START
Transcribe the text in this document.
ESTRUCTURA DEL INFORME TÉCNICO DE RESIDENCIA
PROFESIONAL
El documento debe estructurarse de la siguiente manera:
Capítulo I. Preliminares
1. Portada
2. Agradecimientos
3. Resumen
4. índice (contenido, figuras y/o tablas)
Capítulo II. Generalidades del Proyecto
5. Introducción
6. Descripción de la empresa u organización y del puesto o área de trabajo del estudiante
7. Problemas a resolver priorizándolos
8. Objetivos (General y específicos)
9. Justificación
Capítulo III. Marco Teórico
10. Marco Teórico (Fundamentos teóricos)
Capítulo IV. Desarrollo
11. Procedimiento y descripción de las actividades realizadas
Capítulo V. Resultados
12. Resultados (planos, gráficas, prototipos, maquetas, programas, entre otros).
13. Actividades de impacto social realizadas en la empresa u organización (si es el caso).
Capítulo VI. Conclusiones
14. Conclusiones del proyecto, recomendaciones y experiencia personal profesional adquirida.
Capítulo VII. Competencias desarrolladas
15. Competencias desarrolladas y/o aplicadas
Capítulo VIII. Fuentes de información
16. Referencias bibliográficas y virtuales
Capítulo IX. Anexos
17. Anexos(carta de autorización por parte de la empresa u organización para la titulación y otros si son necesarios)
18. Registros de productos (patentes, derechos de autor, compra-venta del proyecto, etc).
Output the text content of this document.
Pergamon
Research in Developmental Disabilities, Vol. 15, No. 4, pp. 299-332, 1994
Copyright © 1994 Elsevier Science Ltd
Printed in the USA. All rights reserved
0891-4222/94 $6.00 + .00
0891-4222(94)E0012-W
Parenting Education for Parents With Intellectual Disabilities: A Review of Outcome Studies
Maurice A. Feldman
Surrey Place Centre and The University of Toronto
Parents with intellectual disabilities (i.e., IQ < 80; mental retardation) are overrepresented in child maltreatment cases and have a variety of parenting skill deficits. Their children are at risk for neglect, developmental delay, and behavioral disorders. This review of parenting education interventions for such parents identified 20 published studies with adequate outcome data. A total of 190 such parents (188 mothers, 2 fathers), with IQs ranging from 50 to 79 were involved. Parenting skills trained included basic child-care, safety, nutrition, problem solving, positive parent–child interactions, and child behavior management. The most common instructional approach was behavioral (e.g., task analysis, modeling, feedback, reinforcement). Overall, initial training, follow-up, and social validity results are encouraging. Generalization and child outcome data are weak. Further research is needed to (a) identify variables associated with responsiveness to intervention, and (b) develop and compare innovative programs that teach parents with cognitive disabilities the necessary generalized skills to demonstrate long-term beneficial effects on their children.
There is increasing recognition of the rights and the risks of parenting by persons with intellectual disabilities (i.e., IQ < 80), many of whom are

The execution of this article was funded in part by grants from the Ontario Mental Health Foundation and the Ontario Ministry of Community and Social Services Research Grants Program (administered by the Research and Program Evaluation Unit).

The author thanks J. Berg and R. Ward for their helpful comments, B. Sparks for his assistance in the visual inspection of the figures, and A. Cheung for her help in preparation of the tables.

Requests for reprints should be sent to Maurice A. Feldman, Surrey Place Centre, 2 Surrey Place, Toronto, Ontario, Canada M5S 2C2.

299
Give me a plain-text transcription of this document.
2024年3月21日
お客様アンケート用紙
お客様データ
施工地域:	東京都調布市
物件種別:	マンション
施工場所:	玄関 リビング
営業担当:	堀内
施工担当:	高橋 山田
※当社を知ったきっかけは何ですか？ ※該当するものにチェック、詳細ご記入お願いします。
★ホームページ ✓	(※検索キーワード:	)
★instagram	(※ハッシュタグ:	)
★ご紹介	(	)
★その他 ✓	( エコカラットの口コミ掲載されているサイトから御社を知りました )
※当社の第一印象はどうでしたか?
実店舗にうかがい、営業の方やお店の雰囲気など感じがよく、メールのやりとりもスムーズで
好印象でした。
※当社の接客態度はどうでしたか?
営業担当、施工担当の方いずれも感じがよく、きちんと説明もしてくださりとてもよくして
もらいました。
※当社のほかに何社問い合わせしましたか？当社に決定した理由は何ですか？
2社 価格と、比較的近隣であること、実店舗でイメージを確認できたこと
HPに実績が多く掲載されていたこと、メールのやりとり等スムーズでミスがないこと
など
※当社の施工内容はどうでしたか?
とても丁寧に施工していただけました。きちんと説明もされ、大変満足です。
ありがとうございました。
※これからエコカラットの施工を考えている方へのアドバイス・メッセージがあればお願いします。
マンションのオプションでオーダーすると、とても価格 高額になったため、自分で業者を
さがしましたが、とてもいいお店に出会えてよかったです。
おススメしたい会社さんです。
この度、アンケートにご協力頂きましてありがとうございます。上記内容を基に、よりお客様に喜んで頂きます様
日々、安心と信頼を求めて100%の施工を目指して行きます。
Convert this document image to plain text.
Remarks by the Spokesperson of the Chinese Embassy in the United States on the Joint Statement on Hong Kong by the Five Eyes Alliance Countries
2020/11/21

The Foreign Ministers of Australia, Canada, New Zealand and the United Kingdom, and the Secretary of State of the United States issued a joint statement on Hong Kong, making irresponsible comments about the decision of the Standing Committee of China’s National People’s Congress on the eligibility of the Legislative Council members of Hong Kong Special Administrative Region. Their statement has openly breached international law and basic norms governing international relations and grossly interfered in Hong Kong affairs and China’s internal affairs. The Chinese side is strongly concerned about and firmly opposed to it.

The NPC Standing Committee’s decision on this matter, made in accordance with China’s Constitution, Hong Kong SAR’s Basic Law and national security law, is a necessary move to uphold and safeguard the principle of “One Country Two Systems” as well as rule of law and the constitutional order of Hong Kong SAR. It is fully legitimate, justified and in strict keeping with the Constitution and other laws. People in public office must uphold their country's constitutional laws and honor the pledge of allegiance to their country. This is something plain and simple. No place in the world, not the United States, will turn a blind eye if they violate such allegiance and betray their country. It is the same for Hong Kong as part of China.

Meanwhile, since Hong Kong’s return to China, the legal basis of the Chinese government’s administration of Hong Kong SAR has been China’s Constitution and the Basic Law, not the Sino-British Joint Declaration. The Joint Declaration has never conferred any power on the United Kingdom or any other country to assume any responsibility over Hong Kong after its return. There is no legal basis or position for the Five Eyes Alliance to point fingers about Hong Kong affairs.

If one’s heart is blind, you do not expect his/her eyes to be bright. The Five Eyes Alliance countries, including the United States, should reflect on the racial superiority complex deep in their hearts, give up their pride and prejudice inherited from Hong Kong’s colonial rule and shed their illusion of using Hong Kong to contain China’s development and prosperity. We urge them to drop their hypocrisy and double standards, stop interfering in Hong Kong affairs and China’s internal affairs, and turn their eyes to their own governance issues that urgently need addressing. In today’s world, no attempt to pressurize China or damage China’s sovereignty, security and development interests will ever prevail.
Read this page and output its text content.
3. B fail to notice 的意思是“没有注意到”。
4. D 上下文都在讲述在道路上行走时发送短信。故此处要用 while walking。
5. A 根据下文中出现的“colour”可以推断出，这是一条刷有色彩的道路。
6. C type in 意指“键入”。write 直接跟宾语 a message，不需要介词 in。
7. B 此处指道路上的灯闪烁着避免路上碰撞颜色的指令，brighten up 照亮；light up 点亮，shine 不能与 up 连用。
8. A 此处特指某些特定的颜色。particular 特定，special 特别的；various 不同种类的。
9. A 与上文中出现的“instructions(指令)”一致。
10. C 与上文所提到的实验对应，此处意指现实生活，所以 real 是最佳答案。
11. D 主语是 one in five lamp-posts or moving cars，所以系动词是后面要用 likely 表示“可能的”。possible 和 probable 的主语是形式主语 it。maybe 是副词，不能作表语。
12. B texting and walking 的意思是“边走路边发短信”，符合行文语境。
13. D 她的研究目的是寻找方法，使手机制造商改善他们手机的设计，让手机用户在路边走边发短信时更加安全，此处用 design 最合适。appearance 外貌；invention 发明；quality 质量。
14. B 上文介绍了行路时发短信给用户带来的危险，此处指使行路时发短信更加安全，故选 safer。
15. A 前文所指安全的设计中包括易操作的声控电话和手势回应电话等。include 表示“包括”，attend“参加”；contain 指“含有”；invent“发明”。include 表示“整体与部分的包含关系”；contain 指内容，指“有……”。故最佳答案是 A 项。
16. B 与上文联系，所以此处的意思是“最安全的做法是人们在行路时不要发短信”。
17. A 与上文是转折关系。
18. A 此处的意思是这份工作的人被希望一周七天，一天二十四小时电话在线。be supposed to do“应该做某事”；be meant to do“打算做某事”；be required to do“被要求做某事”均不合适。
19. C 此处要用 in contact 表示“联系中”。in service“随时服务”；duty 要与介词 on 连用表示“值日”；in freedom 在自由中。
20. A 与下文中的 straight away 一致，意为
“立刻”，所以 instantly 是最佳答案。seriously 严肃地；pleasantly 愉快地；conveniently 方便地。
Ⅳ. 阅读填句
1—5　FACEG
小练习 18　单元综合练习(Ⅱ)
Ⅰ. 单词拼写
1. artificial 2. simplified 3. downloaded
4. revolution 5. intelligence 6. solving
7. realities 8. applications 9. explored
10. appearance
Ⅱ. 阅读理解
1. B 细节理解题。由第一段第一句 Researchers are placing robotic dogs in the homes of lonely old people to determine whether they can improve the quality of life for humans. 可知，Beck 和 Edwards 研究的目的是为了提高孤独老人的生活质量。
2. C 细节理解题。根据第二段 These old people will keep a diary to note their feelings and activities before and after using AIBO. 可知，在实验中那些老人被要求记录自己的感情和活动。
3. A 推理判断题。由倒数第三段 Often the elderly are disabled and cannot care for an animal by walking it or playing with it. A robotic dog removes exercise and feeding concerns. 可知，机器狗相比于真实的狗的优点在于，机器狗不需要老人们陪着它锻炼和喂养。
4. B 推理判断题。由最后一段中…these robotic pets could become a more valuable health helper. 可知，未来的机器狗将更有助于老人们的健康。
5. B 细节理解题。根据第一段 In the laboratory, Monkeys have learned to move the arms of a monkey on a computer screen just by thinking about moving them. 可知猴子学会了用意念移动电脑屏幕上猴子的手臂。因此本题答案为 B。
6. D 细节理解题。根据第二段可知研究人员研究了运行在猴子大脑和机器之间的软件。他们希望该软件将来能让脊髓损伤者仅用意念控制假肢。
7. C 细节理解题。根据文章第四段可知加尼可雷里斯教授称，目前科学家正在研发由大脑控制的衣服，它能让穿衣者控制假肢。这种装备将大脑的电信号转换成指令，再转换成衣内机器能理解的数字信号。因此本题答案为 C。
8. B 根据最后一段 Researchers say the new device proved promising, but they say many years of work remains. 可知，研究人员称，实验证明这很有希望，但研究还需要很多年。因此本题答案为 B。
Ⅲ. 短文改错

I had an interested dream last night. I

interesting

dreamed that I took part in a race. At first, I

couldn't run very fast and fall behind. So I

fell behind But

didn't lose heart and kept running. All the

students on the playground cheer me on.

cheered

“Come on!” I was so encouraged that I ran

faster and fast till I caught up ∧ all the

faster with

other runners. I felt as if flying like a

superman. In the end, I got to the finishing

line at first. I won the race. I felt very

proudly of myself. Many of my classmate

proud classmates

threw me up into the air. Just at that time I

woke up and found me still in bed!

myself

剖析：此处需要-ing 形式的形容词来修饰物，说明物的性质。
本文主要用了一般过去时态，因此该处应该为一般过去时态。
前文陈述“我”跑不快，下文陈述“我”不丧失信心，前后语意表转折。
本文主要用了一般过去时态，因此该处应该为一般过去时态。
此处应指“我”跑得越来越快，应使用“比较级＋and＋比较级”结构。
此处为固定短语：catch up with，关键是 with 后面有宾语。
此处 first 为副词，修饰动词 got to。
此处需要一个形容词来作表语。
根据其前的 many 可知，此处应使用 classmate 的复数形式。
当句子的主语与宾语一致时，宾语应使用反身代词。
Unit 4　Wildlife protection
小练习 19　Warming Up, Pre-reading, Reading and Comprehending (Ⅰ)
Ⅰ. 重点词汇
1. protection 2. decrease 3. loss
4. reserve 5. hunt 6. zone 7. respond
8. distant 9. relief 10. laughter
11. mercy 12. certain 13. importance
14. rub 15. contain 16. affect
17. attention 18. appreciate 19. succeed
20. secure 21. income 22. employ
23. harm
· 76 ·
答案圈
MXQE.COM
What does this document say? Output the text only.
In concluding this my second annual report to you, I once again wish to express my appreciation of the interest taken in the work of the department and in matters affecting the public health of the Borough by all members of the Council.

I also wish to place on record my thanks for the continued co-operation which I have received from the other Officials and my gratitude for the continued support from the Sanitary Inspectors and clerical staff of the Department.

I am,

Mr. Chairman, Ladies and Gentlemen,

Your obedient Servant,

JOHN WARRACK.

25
END
### Problem
Give back exactly the lines from the one containing "What does this" to the end of the material, both ends included.

### The result
What does this document say? Output the text only.
In concluding this my second annual report to you, I once again wish to express my appreciation of the interest taken in the work of the department and in matters affecting the public health of the Borough by all members of the Council.

I also wish to place on record my thanks for the continued co-operation which I have received from the other Officials and my gratitude for the continued support from the Sanitary Inspectors and clerical staff of the Department.

I am,

Mr. Chairman, Ladies and Gentlemen,

Your obedient Servant,

JOHN WARRACK.

25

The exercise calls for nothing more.